- **WHAT IS NEEDED**: Will you give the material below again, every line exactly as it is?

- **DATA EXCERPTS**:
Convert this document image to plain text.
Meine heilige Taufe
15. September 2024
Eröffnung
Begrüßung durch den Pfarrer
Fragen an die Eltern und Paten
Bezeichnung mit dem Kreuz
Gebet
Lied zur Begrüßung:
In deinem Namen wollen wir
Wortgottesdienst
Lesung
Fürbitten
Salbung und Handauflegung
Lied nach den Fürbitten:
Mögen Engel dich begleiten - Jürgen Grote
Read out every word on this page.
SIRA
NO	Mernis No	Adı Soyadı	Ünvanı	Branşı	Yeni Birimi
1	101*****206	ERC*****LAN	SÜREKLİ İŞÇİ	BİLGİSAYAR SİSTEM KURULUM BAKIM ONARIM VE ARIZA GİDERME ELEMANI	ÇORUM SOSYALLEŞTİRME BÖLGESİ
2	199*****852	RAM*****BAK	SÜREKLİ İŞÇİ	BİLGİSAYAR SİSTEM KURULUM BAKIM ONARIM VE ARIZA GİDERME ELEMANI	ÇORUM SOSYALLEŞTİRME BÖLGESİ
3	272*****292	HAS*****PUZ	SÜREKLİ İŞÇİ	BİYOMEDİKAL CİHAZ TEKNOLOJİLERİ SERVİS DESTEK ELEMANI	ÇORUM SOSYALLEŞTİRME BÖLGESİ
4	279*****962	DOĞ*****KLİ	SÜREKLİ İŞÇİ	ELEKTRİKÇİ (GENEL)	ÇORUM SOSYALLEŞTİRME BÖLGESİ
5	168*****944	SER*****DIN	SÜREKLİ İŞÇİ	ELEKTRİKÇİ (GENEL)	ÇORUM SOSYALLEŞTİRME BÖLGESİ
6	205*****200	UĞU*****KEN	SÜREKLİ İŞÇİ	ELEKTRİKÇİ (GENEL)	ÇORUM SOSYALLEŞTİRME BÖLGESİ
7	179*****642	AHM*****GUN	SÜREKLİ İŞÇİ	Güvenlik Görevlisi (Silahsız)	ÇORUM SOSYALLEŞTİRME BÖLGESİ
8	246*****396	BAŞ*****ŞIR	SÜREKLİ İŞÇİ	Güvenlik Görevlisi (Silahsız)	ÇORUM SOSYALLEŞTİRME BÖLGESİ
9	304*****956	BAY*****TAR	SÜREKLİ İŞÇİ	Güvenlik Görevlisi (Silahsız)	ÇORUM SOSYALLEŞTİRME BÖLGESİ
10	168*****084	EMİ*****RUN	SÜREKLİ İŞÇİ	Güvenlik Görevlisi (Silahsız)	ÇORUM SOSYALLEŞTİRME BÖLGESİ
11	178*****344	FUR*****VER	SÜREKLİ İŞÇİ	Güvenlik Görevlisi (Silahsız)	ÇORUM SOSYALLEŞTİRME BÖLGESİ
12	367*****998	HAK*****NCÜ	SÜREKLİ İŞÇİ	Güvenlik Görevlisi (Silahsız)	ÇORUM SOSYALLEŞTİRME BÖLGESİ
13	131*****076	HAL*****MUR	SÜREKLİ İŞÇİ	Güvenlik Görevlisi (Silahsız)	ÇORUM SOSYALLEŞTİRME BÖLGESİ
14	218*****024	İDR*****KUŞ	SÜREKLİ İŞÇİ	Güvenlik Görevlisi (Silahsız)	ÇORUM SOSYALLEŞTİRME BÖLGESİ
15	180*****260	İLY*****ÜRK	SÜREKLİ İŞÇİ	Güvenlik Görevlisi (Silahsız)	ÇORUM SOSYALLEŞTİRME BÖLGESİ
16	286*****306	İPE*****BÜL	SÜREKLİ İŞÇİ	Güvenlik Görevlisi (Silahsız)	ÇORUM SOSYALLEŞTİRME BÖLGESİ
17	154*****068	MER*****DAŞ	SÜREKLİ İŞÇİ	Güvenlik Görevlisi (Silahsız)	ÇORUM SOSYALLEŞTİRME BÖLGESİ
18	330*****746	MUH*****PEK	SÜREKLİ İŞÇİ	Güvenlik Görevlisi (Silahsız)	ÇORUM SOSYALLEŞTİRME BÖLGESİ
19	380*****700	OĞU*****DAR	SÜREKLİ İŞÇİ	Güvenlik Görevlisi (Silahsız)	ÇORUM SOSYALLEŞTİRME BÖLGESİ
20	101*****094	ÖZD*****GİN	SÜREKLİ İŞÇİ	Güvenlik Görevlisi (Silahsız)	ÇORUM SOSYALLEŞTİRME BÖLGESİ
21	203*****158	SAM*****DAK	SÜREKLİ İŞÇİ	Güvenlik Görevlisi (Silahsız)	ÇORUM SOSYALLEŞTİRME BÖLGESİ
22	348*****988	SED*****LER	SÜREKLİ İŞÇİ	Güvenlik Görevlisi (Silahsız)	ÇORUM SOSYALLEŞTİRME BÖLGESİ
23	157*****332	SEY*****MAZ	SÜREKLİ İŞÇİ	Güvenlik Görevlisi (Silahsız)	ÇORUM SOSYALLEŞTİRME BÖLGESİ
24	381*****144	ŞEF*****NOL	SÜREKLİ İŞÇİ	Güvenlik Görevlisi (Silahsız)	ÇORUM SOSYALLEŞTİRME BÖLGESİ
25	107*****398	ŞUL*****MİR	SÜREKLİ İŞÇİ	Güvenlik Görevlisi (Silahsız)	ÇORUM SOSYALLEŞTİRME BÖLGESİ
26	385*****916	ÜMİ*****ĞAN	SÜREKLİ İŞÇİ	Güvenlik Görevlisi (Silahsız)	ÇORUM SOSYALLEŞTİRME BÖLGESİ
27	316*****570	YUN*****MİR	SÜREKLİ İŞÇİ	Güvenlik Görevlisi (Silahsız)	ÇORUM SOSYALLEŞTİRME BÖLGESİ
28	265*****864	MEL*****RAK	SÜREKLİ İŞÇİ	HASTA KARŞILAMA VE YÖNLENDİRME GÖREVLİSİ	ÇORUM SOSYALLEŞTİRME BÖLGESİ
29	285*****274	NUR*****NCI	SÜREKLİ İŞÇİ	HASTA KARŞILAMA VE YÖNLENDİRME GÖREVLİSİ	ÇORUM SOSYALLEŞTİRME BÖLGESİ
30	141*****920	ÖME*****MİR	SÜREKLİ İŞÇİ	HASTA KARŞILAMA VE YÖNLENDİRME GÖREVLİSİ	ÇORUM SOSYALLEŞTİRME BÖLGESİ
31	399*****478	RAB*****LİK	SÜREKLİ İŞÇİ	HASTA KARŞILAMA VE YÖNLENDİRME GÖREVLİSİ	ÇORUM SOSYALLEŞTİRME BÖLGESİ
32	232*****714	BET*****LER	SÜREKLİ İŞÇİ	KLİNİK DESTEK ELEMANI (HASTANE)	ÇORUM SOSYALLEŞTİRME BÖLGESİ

- **THE COMPLETED TASK**:
Convert this document image to plain text.
Meine heilige Taufe
15. September 2024
Eröffnung
Begrüßung durch den Pfarrer
Fragen an die Eltern und Paten
Bezeichnung mit dem Kreuz
Gebet
Lied zur Begrüßung:
In deinem Namen wollen wir
Wortgottesdienst
Lesung
Fürbitten
Salbung und Handauflegung
Lied nach den Fürbitten:
Mögen Engel dich begleiten - Jürgen Grote
Read out every word on this page.
SIRA
NO	Mernis No	Adı Soyadı	Ünvanı	Branşı	Yeni Birimi
1	101*****206	ERC*****LAN	SÜREKLİ İŞÇİ	BİLGİSAYAR SİSTEM KURULUM BAKIM ONARIM VE ARIZA GİDERME ELEMANI	ÇORUM SOSYALLEŞTİRME BÖLGESİ
2	199*****852	RAM*****BAK	SÜREKLİ İŞÇİ	BİLGİSAYAR SİSTEM KURULUM BAKIM ONARIM VE ARIZA GİDERME ELEMANI	ÇORUM SOSYALLEŞTİRME BÖLGESİ
3	272*****292	HAS*****PUZ	SÜREKLİ İŞÇİ	BİYOMEDİKAL CİHAZ TEKNOLOJİLERİ SERVİS DESTEK ELEMANI	ÇORUM SOSYALLEŞTİRME BÖLGESİ
4	279*****962	DOĞ*****KLİ	SÜREKLİ İŞÇİ	ELEKTRİKÇİ (GENEL)	ÇORUM SOSYALLEŞTİRME BÖLGESİ
5	168*****944	SER*****DIN	SÜREKLİ İŞÇİ	ELEKTRİKÇİ (GENEL)	ÇORUM SOSYALLEŞTİRME BÖLGESİ
6	205*****200	UĞU*****KEN	SÜREKLİ İŞÇİ	ELEKTRİKÇİ (GENEL)	ÇORUM SOSYALLEŞTİRME BÖLGESİ
7	179*****642	AHM*****GUN	SÜREKLİ İŞÇİ	Güvenlik Görevlisi (Silahsız)	ÇORUM SOSYALLEŞTİRME BÖLGESİ
8	246*****396	BAŞ*****ŞIR	SÜREKLİ İŞÇİ	Güvenlik Görevlisi (Silahsız)	ÇORUM SOSYALLEŞTİRME BÖLGESİ
9	304*****956	BAY*****TAR	SÜREKLİ İŞÇİ	Güvenlik Görevlisi (Silahsız)	ÇORUM SOSYALLEŞTİRME BÖLGESİ
10	168*****084	EMİ*****RUN	SÜREKLİ İŞÇİ	Güvenlik Görevlisi (Silahsız)	ÇORUM SOSYALLEŞTİRME BÖLGESİ
11	178*****344	FUR*****VER	SÜREKLİ İŞÇİ	Güvenlik Görevlisi (Silahsız)	ÇORUM SOSYALLEŞTİRME BÖLGESİ
12	367*****998	HAK*****NCÜ	SÜREKLİ İŞÇİ	Güvenlik Görevlisi (Silahsız)	ÇORUM SOSYALLEŞTİRME BÖLGESİ
13	131*****076	HAL*****MUR	SÜREKLİ İŞÇİ	Güvenlik Görevlisi (Silahsız)	ÇORUM SOSYALLEŞTİRME BÖLGESİ
14	218*****024	İDR*****KUŞ	SÜREKLİ İŞÇİ	Güvenlik Görevlisi (Silahsız)	ÇORUM SOSYALLEŞTİRME BÖLGESİ
15	180*****260	İLY*****ÜRK	SÜREKLİ İŞÇİ	Güvenlik Görevlisi (Silahsız)	ÇORUM SOSYALLEŞTİRME BÖLGESİ
16	286*****306	İPE*****BÜL	SÜREKLİ İŞÇİ	Güvenlik Görevlisi (Silahsız)	ÇORUM SOSYALLEŞTİRME BÖLGESİ
17	154*****068	MER*****DAŞ	SÜREKLİ İŞÇİ	Güvenlik Görevlisi (Silahsız)	ÇORUM SOSYALLEŞTİRME BÖLGESİ
18	330*****746	MUH*****PEK	SÜREKLİ İŞÇİ	Güvenlik Görevlisi (Silahsız)	ÇORUM SOSYALLEŞTİRME BÖLGESİ
19	380*****700	OĞU*****DAR	SÜREKLİ İŞÇİ	Güvenlik Görevlisi (Silahsız)	ÇORUM SOSYALLEŞTİRME BÖLGESİ
20	101*****094	ÖZD*****GİN	SÜREKLİ İŞÇİ	Güvenlik Görevlisi (Silahsız)	ÇORUM SOSYALLEŞTİRME BÖLGESİ
21	203*****158	SAM*****DAK	SÜREKLİ İŞÇİ	Güvenlik Görevlisi (Silahsız)	ÇORUM SOSYALLEŞTİRME BÖLGESİ
22	348*****988	SED*****LER	SÜREKLİ İŞÇİ	Güvenlik Görevlisi (Silahsız)	ÇORUM SOSYALLEŞTİRME BÖLGESİ
23	157*****332	SEY*****MAZ	SÜREKLİ İŞÇİ	Güvenlik Görevlisi (Silahsız)	ÇORUM SOSYALLEŞTİRME BÖLGESİ
24	381*****144	ŞEF*****NOL	SÜREKLİ İŞÇİ	Güvenlik Görevlisi (Silahsız)	ÇORUM SOSYALLEŞTİRME BÖLGESİ
25	107*****398	ŞUL*****MİR	SÜREKLİ İŞÇİ	Güvenlik Görevlisi (Silahsız)	ÇORUM SOSYALLEŞTİRME BÖLGESİ
26	385*****916	ÜMİ*****ĞAN	SÜREKLİ İŞÇİ	Güvenlik Görevlisi (Silahsız)	ÇORUM SOSYALLEŞTİRME BÖLGESİ
27	316*****570	YUN*****MİR	SÜREKLİ İŞÇİ	Güvenlik Görevlisi (Silahsız)	ÇORUM SOSYALLEŞTİRME BÖLGESİ
28	265*****864	MEL*****RAK	SÜREKLİ İŞÇİ	HASTA KARŞILAMA VE YÖNLENDİRME GÖREVLİSİ	ÇORUM SOSYALLEŞTİRME BÖLGESİ
29	285*****274	NUR*****NCI	SÜREKLİ İŞÇİ	HASTA KARŞILAMA VE YÖNLENDİRME GÖREVLİSİ	ÇORUM SOSYALLEŞTİRME BÖLGESİ
30	141*****920	ÖME*****MİR	SÜREKLİ İŞÇİ	HASTA KARŞILAMA VE YÖNLENDİRME GÖREVLİSİ	ÇORUM SOSYALLEŞTİRME BÖLGESİ
31	399*****478	RAB*****LİK	SÜREKLİ İŞÇİ	HASTA KARŞILAMA VE YÖNLENDİRME GÖREVLİSİ	ÇORUM SOSYALLEŞTİRME BÖLGESİ
32	232*****714	BET*****LER	SÜREKLİ İŞÇİ	KLİNİK DESTEK ELEMANI (HASTANE)	ÇORUM SOSYALLEŞTİRME BÖLGESİ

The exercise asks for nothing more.